• [WRITTEN PROBLEM]: Determine which lines of the records include the word "name", and copy them.

• [RECORDS SUPPLIED]:
——————

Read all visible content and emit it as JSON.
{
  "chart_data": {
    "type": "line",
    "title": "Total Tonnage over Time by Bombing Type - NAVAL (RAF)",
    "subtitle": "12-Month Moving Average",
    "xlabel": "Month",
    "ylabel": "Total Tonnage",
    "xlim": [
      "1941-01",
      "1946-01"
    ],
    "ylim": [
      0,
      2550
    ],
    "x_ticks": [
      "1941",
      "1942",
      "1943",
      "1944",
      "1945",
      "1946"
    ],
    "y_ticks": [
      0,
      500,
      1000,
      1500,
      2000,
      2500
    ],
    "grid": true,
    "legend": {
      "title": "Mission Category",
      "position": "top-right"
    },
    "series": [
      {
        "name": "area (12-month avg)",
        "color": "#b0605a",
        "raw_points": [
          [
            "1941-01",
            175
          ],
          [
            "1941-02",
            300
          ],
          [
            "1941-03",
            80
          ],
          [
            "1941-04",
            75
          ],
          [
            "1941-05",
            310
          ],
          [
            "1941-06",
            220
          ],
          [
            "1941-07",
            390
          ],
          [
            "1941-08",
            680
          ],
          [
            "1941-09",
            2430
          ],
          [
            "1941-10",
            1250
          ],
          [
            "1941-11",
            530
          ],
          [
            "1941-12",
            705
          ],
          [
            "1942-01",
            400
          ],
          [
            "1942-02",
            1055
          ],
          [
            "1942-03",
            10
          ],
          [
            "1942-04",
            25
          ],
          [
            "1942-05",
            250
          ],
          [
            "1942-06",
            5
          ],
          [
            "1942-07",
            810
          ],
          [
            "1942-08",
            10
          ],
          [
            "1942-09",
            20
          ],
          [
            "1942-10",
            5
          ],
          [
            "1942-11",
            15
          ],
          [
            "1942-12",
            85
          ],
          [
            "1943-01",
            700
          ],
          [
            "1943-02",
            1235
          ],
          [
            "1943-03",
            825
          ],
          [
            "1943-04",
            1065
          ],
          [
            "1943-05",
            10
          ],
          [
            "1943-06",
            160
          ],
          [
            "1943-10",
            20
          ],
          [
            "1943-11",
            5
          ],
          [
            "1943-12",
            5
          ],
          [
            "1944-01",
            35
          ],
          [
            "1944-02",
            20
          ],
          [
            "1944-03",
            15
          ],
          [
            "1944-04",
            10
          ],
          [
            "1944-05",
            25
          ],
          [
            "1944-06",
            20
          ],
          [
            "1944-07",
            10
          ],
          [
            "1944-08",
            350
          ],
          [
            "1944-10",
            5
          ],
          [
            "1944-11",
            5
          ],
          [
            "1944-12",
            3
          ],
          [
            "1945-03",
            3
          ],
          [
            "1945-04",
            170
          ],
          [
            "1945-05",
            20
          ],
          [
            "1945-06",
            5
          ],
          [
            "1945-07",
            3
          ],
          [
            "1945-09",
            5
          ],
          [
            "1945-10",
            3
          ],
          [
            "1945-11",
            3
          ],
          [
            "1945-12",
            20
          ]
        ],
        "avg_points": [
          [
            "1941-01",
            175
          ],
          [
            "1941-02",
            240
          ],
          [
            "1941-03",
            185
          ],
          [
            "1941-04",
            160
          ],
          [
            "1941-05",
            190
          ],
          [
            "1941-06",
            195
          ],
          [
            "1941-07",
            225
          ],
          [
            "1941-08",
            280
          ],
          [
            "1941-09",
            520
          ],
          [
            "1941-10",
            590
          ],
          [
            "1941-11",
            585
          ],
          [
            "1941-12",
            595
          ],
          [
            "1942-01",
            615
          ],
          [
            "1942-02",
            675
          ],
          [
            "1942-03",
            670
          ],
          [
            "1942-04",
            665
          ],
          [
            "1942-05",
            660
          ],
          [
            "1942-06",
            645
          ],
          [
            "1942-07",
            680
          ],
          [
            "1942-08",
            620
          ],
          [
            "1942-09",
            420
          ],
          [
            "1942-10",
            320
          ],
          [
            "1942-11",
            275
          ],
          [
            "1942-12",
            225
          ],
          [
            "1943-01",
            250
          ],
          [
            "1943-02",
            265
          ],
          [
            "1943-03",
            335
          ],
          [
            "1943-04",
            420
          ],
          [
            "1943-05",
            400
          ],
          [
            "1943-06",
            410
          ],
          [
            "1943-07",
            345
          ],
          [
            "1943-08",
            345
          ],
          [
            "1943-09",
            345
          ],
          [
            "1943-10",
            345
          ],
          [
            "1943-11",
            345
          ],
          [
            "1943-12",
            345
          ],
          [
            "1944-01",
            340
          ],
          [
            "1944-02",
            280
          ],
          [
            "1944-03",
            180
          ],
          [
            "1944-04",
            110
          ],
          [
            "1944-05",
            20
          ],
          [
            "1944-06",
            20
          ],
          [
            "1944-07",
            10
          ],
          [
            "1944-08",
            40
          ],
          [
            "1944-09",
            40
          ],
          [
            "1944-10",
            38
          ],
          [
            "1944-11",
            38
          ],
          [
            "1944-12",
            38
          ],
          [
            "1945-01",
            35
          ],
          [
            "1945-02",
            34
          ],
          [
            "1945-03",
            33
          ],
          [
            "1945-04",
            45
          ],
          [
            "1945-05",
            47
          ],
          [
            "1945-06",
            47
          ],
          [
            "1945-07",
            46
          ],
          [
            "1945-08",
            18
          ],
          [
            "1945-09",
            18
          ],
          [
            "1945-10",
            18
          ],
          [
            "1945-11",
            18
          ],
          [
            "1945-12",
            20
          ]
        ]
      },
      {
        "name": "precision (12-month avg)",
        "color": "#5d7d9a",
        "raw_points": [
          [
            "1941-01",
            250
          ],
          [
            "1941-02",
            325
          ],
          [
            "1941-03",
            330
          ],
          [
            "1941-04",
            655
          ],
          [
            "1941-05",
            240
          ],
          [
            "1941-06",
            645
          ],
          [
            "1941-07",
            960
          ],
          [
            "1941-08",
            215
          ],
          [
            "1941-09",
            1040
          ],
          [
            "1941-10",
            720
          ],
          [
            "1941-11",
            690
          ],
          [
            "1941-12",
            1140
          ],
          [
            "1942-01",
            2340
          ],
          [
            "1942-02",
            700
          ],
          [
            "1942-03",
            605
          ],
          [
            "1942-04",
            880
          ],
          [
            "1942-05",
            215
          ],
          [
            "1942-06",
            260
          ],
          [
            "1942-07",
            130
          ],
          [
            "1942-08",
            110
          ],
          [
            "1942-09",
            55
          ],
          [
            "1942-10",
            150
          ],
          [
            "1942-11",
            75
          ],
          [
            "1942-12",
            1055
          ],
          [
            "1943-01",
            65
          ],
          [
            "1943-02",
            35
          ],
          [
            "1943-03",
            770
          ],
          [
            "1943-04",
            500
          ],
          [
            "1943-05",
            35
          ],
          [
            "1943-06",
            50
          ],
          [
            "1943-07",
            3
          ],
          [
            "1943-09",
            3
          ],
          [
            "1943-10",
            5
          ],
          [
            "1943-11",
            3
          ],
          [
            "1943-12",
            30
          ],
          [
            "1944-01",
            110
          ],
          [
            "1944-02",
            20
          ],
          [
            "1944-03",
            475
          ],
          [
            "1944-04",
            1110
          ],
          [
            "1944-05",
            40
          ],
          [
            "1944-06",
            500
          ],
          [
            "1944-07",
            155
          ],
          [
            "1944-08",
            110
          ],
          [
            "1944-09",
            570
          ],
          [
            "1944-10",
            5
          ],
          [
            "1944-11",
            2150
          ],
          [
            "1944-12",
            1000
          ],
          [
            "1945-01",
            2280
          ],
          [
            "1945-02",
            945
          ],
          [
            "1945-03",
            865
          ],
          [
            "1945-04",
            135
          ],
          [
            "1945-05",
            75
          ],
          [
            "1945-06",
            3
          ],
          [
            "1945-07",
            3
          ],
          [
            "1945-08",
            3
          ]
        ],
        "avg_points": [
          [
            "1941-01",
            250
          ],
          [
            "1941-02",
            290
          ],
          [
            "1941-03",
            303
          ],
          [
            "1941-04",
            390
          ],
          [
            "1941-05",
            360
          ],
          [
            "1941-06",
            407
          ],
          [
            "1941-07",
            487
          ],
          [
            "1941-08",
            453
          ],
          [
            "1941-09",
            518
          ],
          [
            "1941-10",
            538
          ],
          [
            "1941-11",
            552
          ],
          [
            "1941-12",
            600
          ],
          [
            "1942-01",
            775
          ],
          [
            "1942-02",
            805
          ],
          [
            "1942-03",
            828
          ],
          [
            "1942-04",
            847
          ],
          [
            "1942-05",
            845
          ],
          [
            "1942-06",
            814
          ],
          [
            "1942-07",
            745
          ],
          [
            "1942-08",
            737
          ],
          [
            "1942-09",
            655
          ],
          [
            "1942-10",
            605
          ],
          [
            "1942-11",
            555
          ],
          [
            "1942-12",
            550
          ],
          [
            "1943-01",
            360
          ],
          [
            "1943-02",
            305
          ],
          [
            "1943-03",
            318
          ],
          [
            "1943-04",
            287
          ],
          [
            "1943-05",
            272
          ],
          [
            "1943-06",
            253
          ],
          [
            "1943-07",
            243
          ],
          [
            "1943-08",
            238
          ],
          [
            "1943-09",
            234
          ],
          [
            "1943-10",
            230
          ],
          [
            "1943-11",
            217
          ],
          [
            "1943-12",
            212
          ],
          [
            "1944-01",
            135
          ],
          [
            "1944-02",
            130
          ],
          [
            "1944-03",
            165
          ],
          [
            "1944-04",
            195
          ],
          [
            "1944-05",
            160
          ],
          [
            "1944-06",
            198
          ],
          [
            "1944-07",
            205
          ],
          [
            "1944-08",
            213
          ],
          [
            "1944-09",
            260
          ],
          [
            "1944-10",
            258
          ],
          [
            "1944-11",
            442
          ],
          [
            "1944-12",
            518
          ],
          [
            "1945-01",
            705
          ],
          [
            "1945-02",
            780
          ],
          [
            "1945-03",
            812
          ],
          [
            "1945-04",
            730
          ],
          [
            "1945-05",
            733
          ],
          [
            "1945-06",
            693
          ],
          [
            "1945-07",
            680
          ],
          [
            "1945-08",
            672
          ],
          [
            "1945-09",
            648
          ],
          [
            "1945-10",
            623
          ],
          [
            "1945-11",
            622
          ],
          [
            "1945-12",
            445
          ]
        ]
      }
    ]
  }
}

——————

• [TASK SOLUTION]:
        "name": "area (12-month avg)",
        "name": "precision (12-month avg)",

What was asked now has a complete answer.